- _OBJECTIVE_: Lines containing the string "image" are to be counted. Write only how many there are.

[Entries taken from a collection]
•••••

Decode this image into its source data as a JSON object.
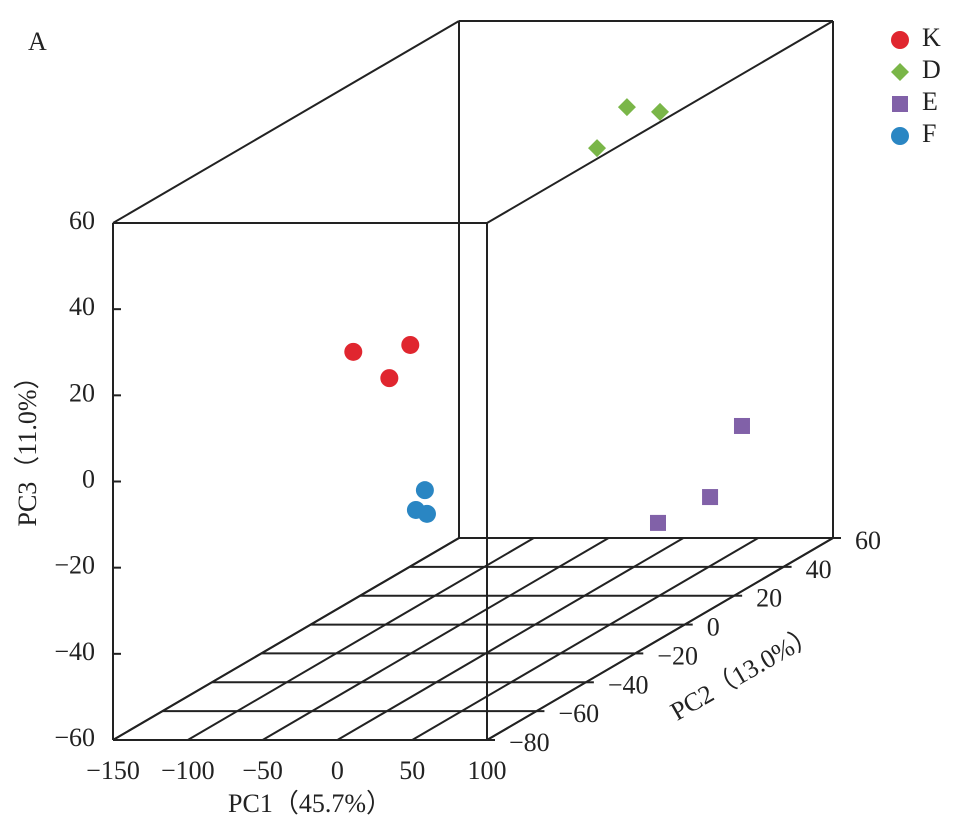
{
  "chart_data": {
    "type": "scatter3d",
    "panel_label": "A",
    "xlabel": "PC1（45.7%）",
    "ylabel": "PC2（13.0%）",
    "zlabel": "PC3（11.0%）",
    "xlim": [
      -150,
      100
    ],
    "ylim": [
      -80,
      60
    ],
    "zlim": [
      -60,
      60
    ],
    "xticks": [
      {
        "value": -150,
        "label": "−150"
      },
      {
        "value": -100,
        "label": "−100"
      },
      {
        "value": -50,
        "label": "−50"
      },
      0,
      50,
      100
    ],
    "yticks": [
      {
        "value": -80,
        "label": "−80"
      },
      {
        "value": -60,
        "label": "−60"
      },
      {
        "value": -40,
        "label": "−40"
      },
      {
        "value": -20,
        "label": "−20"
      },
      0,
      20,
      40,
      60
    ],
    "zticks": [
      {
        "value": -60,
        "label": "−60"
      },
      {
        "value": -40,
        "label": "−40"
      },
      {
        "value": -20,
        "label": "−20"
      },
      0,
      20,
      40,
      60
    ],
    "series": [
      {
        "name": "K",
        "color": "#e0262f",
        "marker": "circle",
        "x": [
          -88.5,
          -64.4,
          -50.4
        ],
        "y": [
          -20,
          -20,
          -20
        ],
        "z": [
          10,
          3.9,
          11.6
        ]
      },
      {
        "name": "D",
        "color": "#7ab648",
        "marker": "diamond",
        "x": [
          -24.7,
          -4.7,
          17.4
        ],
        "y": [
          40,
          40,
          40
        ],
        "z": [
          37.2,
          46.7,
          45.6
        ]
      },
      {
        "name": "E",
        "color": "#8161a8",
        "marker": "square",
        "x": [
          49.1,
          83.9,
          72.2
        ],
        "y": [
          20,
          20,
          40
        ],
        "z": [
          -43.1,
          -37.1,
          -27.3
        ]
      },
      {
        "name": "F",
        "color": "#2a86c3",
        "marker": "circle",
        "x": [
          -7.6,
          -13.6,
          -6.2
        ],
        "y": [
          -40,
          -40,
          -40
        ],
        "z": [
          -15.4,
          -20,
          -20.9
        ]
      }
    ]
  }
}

•••••

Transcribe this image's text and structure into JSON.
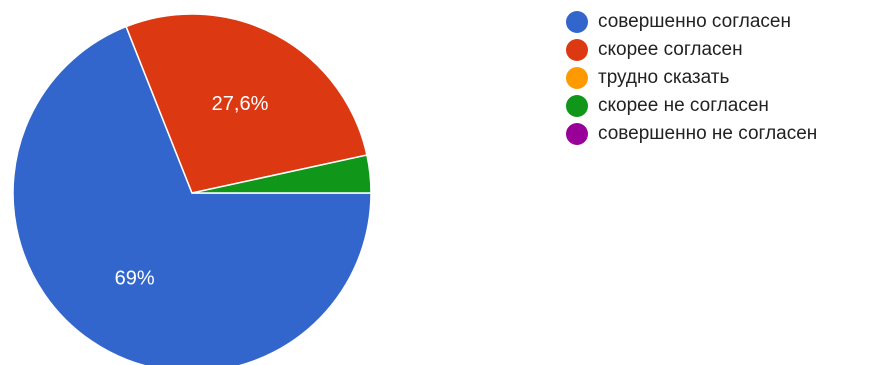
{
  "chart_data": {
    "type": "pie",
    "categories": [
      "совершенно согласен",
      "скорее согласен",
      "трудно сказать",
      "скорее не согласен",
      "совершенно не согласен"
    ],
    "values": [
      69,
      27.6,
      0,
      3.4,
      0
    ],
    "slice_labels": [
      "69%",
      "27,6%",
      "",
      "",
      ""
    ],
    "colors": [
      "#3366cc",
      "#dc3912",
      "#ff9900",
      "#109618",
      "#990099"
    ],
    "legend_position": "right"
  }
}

•••••

- _ANSWER_: 2